### Brief
From the entries below, pull out each line where "подвздошной" appears.
__________
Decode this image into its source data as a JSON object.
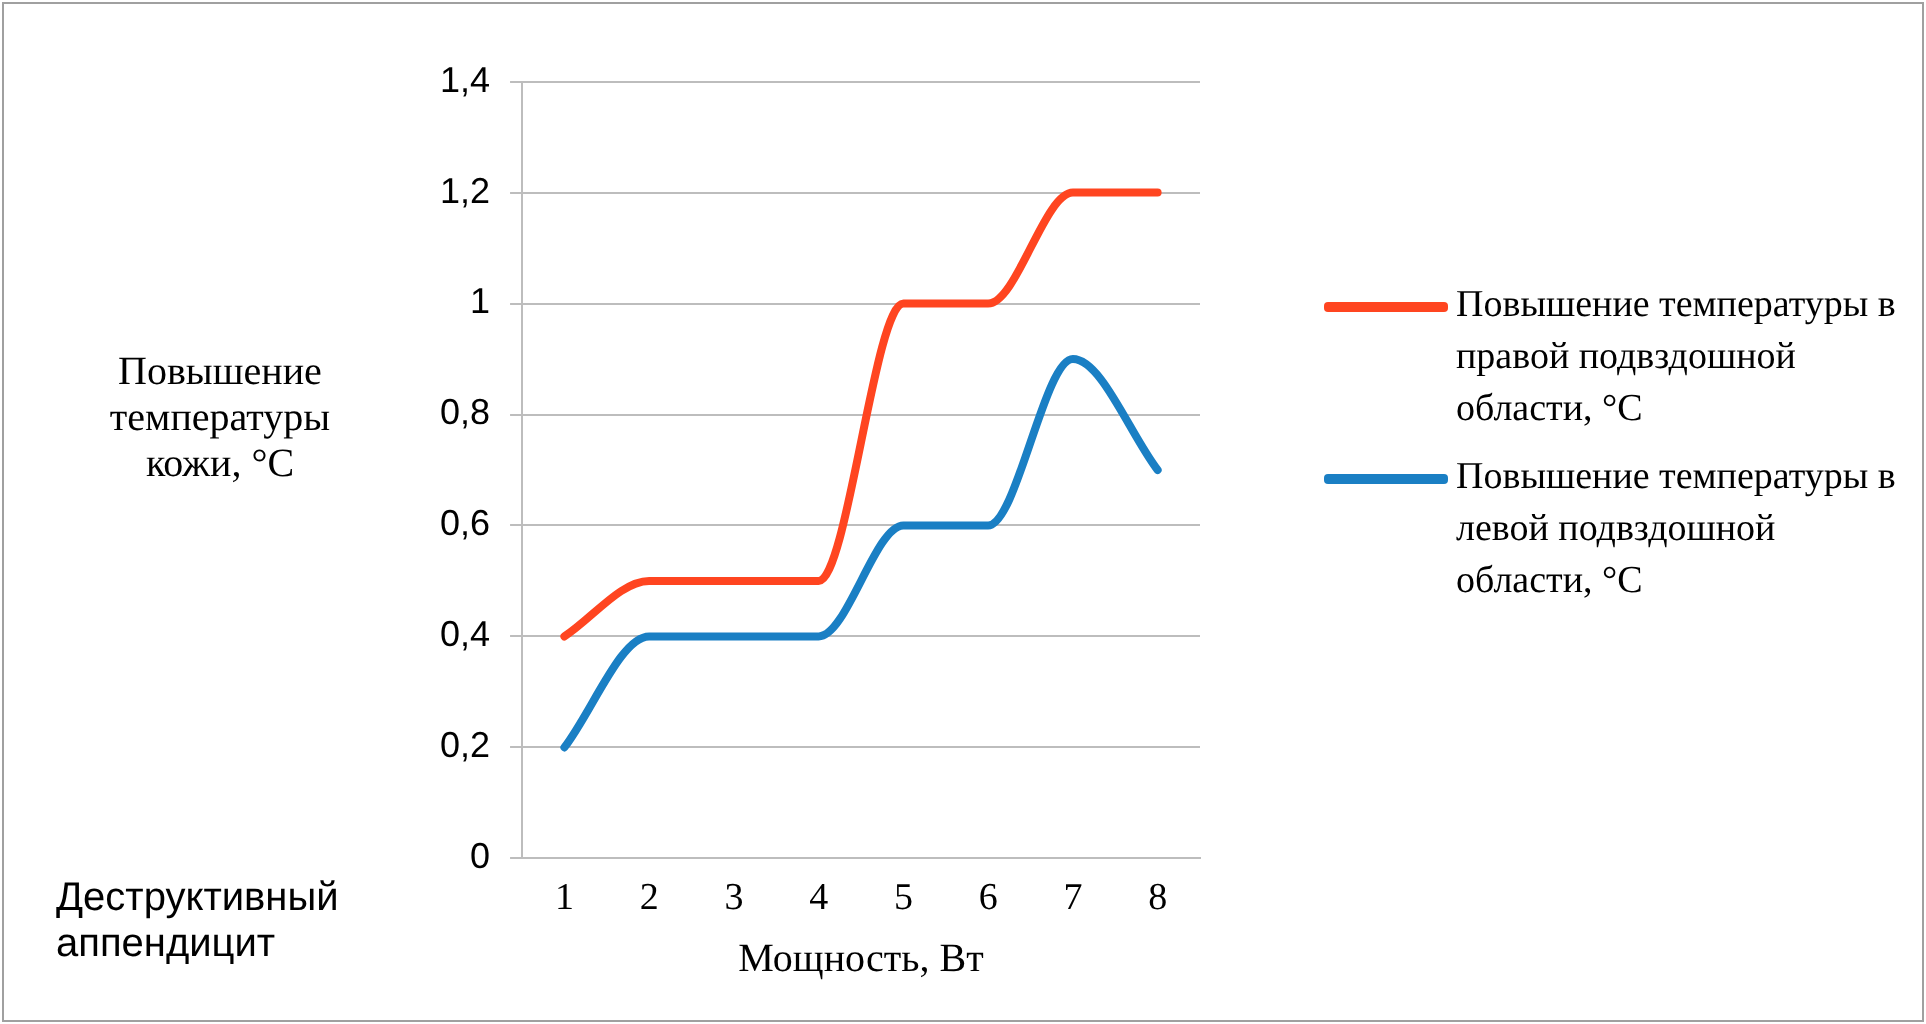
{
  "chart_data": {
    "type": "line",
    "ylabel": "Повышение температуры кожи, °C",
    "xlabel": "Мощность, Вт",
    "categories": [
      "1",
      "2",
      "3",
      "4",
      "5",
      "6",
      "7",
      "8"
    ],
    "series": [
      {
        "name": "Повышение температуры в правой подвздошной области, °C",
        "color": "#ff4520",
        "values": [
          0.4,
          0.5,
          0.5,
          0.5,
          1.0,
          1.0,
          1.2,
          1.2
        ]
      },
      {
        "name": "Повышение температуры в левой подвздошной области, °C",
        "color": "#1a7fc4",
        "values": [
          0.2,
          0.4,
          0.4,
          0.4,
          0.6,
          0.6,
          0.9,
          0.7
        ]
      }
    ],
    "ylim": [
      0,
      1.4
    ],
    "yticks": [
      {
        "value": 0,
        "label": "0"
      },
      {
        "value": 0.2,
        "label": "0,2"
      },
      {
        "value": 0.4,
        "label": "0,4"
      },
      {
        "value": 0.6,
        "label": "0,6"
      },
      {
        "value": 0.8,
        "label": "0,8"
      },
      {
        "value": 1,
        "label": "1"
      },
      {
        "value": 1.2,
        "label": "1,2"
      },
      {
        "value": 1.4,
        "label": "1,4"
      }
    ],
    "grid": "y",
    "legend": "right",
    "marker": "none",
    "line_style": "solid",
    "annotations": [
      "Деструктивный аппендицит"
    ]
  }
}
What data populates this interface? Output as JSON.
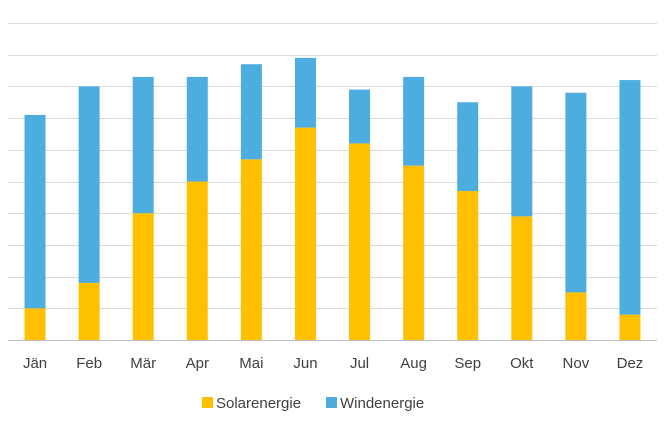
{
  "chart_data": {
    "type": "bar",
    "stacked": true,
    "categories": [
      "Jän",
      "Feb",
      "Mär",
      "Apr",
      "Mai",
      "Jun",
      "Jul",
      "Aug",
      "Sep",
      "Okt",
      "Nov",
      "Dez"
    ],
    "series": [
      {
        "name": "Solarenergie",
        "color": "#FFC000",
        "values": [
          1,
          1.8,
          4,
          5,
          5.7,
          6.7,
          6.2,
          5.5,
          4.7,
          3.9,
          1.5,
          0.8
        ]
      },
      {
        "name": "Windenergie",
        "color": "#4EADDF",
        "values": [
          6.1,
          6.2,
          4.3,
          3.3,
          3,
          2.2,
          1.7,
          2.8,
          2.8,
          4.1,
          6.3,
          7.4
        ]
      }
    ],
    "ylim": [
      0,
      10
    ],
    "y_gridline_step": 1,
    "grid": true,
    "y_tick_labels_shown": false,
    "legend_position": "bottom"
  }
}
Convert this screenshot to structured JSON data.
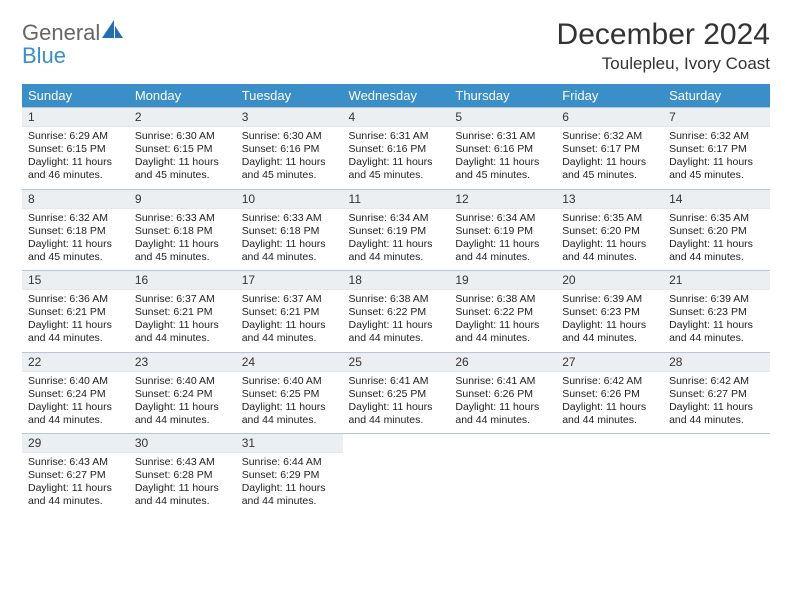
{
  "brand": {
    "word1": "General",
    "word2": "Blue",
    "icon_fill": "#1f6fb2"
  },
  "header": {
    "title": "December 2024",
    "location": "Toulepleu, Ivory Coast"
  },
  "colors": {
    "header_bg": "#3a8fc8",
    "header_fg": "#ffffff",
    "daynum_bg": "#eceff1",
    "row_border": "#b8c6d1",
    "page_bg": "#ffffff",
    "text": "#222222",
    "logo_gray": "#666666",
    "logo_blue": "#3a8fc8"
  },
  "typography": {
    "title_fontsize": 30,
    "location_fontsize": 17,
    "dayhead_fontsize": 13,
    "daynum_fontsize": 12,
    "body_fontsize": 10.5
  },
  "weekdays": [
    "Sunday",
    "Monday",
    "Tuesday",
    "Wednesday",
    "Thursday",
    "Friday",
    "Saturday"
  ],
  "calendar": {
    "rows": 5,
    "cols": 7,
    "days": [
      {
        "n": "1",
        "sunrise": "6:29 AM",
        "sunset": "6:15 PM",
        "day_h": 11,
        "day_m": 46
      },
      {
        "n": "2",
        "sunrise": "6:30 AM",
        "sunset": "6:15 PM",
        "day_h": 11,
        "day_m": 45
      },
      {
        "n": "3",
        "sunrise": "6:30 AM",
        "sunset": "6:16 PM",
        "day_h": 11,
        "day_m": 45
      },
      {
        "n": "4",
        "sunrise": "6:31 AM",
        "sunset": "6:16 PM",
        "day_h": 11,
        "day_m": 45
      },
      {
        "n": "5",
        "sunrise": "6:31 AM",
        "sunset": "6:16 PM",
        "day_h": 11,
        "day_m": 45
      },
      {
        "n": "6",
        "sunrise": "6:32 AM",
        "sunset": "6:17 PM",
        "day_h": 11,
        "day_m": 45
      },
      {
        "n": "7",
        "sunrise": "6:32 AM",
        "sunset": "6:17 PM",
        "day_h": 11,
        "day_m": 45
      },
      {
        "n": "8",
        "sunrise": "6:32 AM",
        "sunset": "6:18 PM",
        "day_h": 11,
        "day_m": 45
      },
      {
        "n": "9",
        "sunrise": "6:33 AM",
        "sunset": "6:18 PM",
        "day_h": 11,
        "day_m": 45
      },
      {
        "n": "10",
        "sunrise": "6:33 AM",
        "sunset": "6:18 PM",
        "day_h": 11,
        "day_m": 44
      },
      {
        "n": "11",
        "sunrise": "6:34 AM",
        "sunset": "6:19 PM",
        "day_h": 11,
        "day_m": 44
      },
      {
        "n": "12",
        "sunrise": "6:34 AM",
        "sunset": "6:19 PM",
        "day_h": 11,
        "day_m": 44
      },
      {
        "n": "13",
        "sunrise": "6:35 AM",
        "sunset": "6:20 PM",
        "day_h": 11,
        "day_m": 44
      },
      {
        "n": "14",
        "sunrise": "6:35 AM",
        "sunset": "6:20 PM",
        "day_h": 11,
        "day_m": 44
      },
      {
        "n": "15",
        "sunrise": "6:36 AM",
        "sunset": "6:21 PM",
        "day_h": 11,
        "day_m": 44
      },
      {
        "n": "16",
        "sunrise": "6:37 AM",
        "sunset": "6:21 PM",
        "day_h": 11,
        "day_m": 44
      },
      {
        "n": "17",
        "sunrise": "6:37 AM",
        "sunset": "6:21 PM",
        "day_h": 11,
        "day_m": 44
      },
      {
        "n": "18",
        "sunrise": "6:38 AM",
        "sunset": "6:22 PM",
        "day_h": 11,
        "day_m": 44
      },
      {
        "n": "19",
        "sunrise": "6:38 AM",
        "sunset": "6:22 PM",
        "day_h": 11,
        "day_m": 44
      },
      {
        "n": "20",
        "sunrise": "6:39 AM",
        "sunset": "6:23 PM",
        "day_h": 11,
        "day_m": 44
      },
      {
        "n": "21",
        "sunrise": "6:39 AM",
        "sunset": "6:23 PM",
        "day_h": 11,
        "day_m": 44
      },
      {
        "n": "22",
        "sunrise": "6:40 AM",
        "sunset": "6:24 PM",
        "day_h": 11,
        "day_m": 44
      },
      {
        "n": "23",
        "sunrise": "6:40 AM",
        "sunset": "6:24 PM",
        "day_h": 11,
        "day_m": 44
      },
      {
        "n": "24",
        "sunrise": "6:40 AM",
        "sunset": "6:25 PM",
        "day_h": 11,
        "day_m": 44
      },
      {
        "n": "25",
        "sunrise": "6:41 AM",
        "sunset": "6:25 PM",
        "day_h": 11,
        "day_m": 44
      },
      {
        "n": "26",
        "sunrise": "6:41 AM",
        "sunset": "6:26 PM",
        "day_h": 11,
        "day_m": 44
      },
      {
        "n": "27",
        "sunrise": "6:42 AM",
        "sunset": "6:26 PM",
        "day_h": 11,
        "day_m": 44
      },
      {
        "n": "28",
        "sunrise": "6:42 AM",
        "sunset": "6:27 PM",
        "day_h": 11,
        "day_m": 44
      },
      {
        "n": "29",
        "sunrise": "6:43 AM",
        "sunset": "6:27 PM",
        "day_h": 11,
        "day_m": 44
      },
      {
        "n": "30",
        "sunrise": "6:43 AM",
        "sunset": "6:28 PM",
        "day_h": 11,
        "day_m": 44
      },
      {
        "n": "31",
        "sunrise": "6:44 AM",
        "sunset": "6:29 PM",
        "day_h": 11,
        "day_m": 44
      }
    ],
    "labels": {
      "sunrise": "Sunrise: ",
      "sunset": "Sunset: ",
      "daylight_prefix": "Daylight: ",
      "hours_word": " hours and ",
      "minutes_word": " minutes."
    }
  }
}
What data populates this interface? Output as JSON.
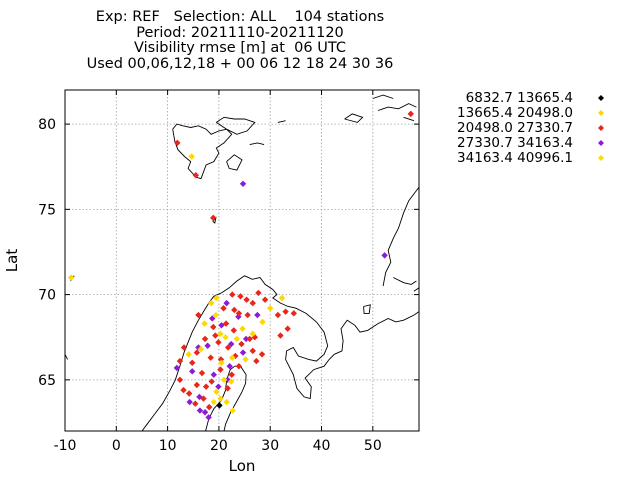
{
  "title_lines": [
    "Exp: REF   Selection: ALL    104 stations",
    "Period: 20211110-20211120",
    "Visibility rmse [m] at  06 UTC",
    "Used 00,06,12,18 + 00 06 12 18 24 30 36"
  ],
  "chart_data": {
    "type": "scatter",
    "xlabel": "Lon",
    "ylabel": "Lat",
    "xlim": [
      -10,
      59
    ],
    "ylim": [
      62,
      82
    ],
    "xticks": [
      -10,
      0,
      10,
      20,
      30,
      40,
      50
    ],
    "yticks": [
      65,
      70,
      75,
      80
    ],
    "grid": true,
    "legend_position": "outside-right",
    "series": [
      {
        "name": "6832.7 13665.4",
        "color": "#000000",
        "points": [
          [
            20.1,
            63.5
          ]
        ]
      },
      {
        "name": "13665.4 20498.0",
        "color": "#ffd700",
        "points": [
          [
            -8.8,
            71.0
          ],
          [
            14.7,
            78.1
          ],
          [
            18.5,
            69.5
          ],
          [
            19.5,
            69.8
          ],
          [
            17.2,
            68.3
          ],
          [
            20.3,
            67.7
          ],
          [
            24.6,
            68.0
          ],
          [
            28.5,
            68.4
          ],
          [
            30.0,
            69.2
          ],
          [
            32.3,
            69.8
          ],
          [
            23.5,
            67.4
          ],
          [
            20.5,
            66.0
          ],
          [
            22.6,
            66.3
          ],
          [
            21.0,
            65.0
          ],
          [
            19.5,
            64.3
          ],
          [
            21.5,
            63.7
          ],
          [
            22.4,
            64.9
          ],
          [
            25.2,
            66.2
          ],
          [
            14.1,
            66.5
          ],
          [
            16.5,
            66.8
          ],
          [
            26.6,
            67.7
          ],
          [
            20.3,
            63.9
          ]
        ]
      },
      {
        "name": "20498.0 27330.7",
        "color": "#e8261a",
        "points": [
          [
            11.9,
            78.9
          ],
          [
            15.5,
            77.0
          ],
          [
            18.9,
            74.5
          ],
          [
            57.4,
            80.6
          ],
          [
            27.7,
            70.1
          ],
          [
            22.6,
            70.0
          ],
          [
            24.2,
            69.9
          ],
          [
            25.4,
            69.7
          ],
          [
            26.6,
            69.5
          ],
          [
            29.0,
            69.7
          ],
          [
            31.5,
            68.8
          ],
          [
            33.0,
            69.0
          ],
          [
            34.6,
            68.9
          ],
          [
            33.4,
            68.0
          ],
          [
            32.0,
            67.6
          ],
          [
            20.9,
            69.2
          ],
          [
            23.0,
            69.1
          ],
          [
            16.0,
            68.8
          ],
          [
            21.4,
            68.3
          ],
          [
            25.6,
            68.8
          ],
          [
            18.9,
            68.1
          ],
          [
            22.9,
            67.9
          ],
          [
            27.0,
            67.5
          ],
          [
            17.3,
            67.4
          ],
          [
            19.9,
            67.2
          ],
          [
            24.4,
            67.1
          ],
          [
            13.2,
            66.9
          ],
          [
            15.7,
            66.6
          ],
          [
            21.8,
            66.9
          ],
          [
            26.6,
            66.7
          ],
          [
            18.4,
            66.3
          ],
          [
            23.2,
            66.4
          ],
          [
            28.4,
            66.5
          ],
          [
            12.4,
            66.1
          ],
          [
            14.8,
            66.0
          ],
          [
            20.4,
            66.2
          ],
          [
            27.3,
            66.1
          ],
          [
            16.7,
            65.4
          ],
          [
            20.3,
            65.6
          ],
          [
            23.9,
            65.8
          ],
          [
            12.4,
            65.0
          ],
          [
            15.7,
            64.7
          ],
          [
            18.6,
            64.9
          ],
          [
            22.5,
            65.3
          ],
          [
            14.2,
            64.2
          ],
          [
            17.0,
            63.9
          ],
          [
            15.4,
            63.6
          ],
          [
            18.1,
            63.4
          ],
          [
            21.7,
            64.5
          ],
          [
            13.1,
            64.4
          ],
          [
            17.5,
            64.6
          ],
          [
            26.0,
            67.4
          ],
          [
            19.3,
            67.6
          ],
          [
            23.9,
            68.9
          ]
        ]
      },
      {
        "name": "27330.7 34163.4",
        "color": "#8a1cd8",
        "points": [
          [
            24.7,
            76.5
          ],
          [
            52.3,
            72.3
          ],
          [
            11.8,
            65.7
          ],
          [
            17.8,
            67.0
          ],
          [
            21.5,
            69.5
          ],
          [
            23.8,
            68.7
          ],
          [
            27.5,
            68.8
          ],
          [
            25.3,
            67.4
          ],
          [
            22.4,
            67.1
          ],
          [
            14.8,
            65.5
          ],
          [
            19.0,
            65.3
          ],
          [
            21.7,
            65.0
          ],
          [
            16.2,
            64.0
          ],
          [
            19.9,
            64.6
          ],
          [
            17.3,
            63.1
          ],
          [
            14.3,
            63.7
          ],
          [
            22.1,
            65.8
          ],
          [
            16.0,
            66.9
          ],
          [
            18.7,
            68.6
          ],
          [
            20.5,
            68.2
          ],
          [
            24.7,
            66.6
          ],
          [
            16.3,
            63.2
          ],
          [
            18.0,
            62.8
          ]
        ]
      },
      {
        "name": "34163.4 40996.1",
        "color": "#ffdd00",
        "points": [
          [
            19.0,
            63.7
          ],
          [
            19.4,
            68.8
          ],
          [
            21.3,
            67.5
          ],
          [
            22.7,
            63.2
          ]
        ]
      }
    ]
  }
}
__________
### Exercise answer
        "name": "Повышение температуры в правой подвздошной области, °C",
        "name": "Повышение температуры в левой подвздошной области, °C",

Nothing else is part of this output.